▶ **Written exercise**
Where a line holds the string "every", return that line.

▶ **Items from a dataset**
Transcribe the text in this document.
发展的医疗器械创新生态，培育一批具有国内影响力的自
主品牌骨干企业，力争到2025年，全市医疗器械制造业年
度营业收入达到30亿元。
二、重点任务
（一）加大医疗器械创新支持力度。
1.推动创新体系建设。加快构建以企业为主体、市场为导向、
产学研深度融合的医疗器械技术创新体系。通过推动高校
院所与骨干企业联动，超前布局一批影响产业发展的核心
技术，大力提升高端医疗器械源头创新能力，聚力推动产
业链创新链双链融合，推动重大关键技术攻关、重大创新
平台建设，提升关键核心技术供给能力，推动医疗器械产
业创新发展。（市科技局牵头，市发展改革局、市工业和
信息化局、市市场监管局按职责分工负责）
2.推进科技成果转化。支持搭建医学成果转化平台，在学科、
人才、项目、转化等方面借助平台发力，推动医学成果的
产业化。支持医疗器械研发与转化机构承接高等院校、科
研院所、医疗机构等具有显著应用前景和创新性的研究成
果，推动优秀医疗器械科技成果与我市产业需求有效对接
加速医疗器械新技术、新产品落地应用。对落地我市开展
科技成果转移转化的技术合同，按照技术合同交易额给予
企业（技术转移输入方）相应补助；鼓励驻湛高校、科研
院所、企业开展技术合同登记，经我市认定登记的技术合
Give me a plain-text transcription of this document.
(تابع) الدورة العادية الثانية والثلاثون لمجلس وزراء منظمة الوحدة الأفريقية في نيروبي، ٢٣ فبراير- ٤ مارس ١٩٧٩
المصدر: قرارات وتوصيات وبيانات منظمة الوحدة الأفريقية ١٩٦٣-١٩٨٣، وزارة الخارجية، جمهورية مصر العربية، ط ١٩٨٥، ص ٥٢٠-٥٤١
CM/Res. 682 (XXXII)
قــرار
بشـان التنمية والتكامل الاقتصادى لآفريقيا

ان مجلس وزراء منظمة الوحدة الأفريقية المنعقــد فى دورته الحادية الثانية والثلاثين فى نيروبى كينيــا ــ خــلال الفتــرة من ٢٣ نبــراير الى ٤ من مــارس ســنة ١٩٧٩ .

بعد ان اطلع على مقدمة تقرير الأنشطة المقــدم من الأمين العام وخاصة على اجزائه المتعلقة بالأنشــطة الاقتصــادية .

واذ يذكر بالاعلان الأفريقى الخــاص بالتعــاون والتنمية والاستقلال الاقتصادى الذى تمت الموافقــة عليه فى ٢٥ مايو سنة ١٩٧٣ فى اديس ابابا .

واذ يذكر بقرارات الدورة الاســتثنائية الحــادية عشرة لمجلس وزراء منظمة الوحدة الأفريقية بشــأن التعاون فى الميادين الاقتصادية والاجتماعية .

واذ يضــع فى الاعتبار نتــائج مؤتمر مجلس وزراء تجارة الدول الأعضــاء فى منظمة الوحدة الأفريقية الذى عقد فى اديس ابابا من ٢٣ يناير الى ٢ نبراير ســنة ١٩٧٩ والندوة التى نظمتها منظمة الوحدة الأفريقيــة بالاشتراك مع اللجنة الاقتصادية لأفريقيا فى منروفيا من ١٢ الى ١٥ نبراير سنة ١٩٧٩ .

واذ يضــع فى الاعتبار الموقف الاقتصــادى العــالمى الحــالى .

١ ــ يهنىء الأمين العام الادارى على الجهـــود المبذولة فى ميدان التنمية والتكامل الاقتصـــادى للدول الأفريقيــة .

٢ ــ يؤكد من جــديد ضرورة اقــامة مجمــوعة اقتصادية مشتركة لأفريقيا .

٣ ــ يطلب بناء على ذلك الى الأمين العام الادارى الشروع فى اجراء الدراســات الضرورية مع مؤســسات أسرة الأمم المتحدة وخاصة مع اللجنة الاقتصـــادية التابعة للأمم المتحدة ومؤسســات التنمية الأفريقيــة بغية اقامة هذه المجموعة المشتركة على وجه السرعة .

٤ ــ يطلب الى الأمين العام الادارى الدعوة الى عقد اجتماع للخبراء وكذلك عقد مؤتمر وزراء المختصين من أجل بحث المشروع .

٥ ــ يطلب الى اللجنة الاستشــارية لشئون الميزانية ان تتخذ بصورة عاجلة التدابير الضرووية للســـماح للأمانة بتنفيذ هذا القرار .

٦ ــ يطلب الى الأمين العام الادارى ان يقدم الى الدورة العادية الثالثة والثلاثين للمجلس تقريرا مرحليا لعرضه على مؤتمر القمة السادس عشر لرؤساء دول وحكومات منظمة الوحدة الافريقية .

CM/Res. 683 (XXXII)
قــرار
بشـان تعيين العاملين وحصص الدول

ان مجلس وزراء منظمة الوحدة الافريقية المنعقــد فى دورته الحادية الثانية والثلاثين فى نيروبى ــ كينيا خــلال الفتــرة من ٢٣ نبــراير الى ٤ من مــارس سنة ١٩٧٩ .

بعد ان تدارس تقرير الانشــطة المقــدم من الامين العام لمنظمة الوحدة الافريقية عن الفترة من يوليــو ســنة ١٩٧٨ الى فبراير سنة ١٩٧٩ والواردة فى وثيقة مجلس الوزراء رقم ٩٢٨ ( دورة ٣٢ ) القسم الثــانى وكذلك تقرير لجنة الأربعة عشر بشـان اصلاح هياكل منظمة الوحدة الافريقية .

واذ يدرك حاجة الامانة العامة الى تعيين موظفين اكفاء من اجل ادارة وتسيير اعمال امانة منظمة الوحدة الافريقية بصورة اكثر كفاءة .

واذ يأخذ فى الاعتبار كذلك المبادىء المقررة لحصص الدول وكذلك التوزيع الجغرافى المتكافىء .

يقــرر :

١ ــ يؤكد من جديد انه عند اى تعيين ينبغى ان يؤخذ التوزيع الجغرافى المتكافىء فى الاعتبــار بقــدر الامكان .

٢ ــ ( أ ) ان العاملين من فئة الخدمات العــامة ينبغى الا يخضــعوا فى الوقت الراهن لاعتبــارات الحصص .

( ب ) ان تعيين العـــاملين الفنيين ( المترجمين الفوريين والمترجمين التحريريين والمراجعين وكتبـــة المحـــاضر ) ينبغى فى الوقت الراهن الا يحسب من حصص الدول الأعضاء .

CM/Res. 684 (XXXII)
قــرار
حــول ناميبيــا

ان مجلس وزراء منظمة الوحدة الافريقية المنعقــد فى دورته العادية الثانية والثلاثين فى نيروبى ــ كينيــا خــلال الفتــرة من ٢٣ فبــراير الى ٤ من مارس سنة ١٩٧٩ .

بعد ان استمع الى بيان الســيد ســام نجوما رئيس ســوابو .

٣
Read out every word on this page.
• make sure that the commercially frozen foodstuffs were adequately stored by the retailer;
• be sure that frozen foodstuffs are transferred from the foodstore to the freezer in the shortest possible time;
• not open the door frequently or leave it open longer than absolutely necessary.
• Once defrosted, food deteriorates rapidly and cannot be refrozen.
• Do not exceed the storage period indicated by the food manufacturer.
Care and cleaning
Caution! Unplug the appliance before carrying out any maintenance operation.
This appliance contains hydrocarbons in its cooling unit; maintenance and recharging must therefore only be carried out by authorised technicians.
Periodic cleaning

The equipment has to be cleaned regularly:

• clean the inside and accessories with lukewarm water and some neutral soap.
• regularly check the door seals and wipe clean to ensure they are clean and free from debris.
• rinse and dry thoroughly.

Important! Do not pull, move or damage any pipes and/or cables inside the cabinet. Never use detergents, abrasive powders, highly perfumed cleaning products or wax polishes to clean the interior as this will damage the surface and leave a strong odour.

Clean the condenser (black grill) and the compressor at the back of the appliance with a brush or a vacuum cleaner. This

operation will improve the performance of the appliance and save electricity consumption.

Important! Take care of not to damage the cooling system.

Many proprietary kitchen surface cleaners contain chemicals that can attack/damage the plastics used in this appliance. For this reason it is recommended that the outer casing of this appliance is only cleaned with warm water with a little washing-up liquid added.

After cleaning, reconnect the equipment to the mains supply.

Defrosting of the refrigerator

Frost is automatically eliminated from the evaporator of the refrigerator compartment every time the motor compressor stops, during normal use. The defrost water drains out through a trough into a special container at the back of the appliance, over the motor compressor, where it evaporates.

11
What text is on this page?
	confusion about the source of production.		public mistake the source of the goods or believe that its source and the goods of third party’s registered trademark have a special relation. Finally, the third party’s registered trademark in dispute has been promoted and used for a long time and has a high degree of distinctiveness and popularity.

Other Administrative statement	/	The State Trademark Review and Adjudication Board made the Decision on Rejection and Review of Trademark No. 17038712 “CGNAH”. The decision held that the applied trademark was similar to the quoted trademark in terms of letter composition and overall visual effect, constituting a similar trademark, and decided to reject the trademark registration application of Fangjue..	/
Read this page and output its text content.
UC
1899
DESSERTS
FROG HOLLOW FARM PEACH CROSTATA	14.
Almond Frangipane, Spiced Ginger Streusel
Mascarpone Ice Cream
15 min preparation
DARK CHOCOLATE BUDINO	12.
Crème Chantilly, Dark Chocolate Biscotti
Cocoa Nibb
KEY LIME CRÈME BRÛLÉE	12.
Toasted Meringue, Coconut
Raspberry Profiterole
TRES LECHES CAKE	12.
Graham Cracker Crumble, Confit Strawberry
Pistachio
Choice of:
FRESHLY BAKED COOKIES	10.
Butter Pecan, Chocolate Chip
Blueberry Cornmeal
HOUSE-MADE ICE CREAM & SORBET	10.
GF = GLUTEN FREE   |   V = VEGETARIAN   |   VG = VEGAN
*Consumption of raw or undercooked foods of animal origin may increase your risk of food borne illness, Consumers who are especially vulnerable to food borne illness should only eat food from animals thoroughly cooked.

▶ **Written solution**
Read out every word on this page.
Frost is automatically eliminated from the evaporator of the refrigerator compartment every time the motor compressor stops, during normal use. The defrost water drains out through a trough into a special container at the back of the appliance, over the motor compressor, where it evaporates.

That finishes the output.